§ Kurze Übung:
Geben Sie aus dem Gerichtsurteil den Abschnitt unverändert aus, der mit den Worten „Sozialversicherungsgericht des Kantons Zürich, Winterthur“ beginnt und mit „17'802.-- (1992), Fr.“ endet.

§ Quelldokument:

Urteil vom 17. März 2004
III. Kammer

Präsidentin Leuzinger, Bundesrichter Rüedi und Lustenberger;
Gerichtsschreiber Widmer

K.________, Beschwerdeführerin, vertreten durch Rechtsanwalt Hans
Hegetschweiler, Stampfenbachstrasse 151, 8006 Zürich,

gegen

Ausgleichskasse des Kantons Zürich, Röntgenstrasse 17, 8005 Zürich,
Beschwerdegegnerin,

Sozialversicherungsgericht des Kantons Zürich, Winterthur

(Entscheid vom 19. November 2002)

Sachverhalt:

A.
Der 1930 geborene W.________ war seit 1. Januar 1992 als
Selbstständigerwerbender der Ausgleichskasse des Kantons Zürich
angeschlossen. Am 23. September 1999 meldete das Kantonale Steueramt Zürich,
Abteilung Direkte Bundessteuer, der Ausgleichskasse, W.________ habe aus
selbstständiger Erwerbstätigkeit Einkommen von Fr. 17'802.-- (1992), Fr.
1'033'301.-- (1993) und Fr. 78'502.-- (1994) erzielt; darin eingeschlossen
seien für 1993 der Gewinn aus dem Verkauf von sechs
Stockwerkeigentumseinheiten im Betrag von Fr. 830'565.-- und für 1994 der
Gewinn aus dem Verkauf einer Stockwerkeigentumseinheit (Fr. 31'206.--). Mit
fünf Verfügungen vom 6. Oktober 1999 verpflichtete die Ausgleichskasse
W.________ zur Bezahlung der persönlichen Beiträge für die Jahre 1992 bis 31.
Oktober 1997, wobei sie der Beitragsbemessung für 1992-1994 die in den
jeweiligen Jahren erzielten Einkommen, für 1995 bis 31. Oktober 1997 das
Durchschnittseinkommen der Jahre 1993/94 zu Grunde legte.

B.
Die von W.________ eingereichte Beschwerde, mit welcher er im Wesentlichen
beantragen liess, unter Aufhebung der Kassenverfügungen vom 6. Oktober 1999
für die Jahre 1993-1997 seien die persönlichen Beiträge neu festzulegen,
wobei die Gewinne aus der Veräusserung der Stockwerkeigentumseinheiten bei
der Berechnung des Einkommens ausser Acht zu lassen seien, wies das
Sozialversicherungsgericht des Kantons Zürich ab (Entscheid vom 19. November
2002).

§ Erfasste Daten:
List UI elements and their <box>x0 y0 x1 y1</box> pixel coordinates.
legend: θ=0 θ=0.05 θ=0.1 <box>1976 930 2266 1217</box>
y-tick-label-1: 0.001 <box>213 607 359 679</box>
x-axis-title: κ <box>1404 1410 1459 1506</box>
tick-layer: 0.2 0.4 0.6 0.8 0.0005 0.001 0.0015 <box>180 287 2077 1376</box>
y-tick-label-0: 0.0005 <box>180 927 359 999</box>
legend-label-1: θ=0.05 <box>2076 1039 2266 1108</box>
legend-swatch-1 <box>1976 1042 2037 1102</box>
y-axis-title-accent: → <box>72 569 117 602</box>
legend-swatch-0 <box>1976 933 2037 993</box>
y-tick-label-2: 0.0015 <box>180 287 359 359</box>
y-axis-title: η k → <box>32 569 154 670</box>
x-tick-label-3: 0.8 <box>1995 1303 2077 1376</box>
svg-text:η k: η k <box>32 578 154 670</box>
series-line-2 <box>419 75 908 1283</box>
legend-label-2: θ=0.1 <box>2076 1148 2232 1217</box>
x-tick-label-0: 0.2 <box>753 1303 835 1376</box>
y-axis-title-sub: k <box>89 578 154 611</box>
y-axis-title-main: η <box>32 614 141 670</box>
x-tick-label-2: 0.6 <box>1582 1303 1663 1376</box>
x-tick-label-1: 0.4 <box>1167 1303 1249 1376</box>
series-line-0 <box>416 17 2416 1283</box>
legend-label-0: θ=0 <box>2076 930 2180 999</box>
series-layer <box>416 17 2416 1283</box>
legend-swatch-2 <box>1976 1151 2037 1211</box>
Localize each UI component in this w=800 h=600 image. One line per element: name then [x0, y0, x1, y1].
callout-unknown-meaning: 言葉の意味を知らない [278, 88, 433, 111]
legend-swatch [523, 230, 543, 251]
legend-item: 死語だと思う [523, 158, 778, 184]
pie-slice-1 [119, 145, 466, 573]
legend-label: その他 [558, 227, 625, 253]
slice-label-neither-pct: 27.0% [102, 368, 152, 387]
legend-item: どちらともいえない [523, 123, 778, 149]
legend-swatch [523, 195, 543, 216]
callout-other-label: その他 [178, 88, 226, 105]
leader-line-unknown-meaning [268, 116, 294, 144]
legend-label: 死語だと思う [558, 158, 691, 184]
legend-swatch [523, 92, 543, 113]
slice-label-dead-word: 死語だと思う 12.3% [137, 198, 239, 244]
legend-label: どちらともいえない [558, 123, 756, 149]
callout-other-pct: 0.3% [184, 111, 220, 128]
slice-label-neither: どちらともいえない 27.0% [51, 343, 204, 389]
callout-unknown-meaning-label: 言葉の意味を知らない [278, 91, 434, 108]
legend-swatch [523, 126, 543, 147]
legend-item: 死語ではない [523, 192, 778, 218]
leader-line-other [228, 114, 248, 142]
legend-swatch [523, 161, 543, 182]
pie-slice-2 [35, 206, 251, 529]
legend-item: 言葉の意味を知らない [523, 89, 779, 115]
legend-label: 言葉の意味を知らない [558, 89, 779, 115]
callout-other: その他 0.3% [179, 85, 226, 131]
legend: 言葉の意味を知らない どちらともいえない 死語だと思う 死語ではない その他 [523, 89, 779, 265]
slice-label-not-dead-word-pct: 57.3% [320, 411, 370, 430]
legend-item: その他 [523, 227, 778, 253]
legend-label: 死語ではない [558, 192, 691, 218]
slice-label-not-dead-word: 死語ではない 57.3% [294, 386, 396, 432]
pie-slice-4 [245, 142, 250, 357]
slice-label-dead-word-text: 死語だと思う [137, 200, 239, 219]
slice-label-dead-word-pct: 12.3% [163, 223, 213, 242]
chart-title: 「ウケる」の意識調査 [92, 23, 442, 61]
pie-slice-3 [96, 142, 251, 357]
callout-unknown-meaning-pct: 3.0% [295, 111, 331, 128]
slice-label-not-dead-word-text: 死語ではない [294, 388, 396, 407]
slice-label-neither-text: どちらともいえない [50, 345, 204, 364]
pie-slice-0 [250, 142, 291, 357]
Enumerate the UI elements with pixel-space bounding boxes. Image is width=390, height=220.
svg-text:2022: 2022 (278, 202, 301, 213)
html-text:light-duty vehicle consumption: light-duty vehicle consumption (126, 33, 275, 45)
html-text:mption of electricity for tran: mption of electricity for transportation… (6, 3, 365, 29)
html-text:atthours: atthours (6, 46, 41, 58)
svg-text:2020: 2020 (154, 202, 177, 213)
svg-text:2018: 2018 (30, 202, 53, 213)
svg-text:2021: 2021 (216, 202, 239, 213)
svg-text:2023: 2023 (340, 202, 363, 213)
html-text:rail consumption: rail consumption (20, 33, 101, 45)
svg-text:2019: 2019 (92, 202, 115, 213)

§ Gelöste Übung:
Sozialversicherungsgericht des Kantons Zürich, Winterthur

(Entscheid vom 19. November 2002)

Sachverhalt:

A.
Der 1930 geborene W.________ war seit 1. Januar 1992 als
Selbstständigerwerbender der Ausgleichskasse des Kantons Zürich
angeschlossen. Am 23. September 1999 meldete das Kantonale Steueramt Zürich,
Abteilung Direkte Bundessteuer, der Ausgleichskasse, W.________ habe aus
selbstständiger Erwerbstätigkeit Einkommen von Fr. 17'802.-- (1992), Fr.